--- start Data ---

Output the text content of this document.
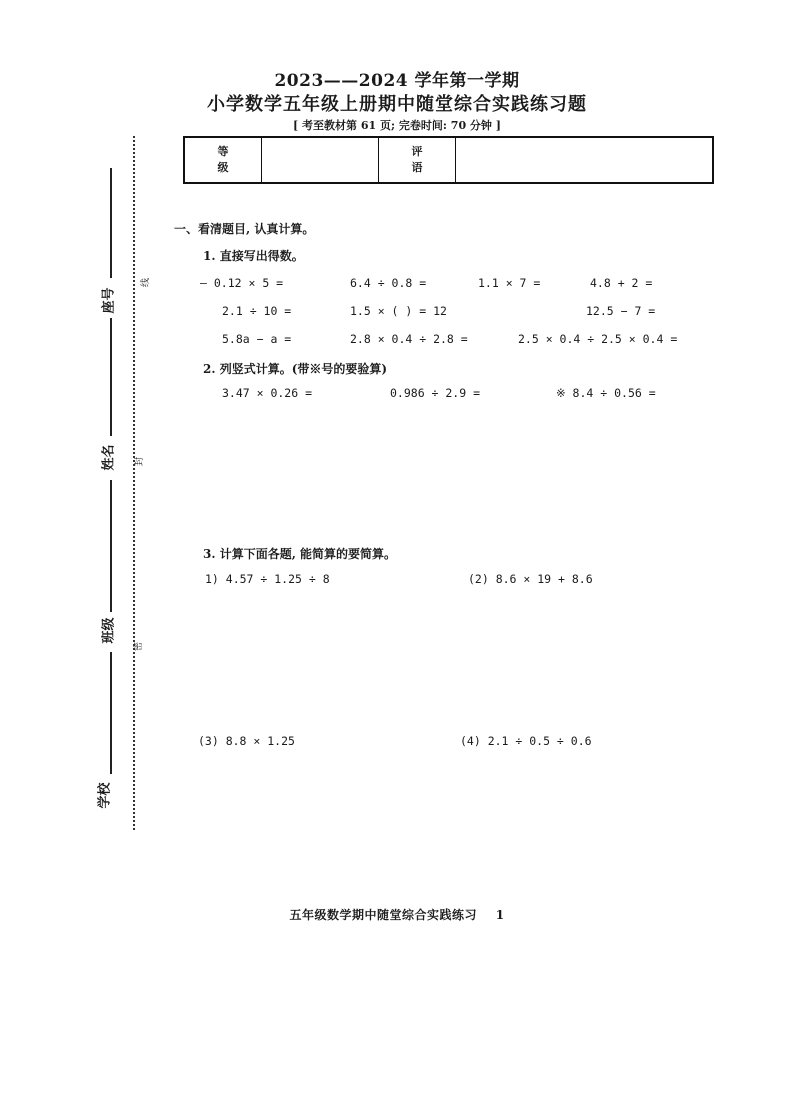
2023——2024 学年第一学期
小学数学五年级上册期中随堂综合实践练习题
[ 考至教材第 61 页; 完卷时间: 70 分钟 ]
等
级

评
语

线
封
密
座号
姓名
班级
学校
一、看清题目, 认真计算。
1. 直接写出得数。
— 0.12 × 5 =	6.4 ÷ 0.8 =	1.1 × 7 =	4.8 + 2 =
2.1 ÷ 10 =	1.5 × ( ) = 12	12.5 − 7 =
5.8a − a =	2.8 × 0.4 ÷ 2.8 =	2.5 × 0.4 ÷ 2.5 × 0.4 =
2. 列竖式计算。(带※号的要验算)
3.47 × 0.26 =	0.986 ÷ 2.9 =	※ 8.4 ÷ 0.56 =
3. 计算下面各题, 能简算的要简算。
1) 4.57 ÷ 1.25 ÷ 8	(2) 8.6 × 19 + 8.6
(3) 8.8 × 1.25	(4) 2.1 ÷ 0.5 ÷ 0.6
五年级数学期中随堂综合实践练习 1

--- end Data ---

◆ Task directions: Leave out the pictures and give the listing above again exactly.

◆ Reply to the task:
Output the text content of this document.
2023——2024 学年第一学期
小学数学五年级上册期中随堂综合实践练习题
[ 考至教材第 61 页; 完卷时间: 70 分钟 ]
等
级

评
语

线
封
密
座号
姓名
班级
学校
一、看清题目, 认真计算。
1. 直接写出得数。
— 0.12 × 5 =	6.4 ÷ 0.8 =	1.1 × 7 =	4.8 + 2 =
2.1 ÷ 10 =	1.5 × ( ) = 12	12.5 − 7 =
5.8a − a =	2.8 × 0.4 ÷ 2.8 =	2.5 × 0.4 ÷ 2.5 × 0.4 =
2. 列竖式计算。(带※号的要验算)
3.47 × 0.26 =	0.986 ÷ 2.9 =	※ 8.4 ÷ 0.56 =
3. 计算下面各题, 能简算的要简算。
1) 4.57 ÷ 1.25 ÷ 8	(2) 8.6 × 19 + 8.6
(3) 8.8 × 1.25	(4) 2.1 ÷ 0.5 ÷ 0.6
五年级数学期中随堂综合实践练习 1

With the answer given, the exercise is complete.